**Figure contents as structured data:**

-- -- --

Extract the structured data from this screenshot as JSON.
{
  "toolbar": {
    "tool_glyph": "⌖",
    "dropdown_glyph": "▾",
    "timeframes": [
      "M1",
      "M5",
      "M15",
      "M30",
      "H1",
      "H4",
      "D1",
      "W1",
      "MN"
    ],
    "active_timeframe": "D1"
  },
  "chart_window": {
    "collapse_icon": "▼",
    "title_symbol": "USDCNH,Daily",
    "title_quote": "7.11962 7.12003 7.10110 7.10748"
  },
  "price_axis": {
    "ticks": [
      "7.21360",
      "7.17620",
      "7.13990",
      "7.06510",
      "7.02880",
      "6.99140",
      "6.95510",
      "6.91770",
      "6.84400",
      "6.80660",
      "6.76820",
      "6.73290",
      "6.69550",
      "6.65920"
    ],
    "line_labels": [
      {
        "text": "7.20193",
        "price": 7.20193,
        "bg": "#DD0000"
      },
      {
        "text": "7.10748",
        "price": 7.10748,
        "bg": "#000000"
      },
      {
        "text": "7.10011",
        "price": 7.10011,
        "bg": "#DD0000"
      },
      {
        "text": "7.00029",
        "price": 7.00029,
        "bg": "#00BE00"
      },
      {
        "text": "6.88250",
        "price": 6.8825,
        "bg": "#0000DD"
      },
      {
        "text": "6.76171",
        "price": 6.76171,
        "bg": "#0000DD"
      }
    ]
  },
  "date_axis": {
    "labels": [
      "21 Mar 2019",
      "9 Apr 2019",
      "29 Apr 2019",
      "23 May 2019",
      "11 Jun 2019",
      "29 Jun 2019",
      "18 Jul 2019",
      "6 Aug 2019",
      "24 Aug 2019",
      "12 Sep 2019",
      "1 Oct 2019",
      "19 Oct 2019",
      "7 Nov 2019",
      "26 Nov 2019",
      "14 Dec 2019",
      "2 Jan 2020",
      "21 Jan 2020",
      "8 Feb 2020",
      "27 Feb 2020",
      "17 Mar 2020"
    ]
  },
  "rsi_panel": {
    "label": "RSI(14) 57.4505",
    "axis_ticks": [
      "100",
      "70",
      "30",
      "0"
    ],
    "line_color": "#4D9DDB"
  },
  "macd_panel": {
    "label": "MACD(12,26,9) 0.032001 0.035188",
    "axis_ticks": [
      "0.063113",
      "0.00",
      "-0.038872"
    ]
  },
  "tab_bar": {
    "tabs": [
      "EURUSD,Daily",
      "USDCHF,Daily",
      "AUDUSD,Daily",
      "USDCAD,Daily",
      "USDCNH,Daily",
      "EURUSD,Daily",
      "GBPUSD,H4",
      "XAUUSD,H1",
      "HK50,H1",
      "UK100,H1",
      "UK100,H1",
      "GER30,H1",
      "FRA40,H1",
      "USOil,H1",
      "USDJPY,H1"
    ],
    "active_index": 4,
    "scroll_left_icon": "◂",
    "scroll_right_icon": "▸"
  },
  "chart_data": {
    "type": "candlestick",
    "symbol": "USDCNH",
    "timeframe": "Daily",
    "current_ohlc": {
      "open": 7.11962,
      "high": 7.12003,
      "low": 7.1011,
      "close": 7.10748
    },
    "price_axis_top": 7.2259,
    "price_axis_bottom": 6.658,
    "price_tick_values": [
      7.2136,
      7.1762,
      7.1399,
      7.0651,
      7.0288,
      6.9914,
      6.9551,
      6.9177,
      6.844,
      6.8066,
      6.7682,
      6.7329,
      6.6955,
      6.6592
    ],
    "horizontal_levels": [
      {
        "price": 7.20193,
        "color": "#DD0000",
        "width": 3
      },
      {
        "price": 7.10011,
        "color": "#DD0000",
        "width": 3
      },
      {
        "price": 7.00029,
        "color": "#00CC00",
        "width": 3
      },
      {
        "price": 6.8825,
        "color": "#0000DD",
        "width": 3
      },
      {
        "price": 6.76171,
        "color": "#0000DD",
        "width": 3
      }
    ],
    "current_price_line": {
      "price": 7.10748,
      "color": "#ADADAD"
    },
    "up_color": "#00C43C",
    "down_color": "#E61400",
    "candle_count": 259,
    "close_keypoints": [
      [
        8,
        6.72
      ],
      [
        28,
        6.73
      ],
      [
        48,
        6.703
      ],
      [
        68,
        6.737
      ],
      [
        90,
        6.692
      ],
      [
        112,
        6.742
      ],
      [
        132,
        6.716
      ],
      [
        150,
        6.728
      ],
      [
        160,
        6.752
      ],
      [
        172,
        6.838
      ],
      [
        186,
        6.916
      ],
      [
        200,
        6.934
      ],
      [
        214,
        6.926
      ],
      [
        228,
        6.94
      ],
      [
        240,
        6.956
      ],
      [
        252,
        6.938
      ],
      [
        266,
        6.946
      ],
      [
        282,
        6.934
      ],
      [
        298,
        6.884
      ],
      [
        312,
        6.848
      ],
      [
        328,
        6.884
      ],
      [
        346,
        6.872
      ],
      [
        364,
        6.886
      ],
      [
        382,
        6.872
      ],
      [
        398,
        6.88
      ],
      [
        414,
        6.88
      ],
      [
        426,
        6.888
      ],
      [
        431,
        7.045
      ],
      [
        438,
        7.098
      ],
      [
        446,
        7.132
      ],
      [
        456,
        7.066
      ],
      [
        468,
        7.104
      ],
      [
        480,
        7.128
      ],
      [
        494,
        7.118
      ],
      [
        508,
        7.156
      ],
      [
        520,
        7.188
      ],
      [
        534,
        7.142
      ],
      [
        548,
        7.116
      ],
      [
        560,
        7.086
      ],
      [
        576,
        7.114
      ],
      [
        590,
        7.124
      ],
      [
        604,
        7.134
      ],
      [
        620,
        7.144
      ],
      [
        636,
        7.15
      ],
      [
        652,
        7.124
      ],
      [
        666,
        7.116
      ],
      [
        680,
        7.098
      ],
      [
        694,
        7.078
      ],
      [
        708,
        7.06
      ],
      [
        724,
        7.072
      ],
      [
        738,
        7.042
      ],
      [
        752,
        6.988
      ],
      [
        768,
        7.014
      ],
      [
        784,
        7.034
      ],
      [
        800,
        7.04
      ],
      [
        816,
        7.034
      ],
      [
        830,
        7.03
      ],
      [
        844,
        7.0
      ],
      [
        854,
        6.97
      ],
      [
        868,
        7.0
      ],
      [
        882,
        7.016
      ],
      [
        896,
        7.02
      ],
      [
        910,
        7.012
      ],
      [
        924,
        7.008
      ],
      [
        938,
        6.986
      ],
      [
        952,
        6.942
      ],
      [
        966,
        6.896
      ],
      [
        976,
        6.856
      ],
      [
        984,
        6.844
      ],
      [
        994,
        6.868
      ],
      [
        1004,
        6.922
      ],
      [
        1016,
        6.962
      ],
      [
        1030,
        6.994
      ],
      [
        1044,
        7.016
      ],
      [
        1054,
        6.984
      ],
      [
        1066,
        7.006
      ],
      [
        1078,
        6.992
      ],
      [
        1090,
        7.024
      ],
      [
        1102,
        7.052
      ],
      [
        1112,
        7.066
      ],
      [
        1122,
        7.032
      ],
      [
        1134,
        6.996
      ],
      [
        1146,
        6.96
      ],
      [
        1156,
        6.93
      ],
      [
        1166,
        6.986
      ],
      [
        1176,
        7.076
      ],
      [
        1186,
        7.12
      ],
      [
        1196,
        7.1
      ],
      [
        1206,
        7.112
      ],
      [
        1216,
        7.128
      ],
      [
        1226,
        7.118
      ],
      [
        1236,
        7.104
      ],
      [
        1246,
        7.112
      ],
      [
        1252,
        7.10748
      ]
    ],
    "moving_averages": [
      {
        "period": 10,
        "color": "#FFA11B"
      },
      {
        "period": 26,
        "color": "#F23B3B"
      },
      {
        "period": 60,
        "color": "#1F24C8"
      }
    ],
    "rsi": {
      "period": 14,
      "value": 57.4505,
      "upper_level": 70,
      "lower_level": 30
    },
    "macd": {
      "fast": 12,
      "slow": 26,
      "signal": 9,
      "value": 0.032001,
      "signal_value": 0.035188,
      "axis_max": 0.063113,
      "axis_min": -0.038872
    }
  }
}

-- -- --

**WHAT YOU ARE ASKED TO DO:**
Looking at the records above, work out how many lines include the string "USDCNH". Give the number and nothing else.

**OUTPUT FOR THIS EXERCISE:**
3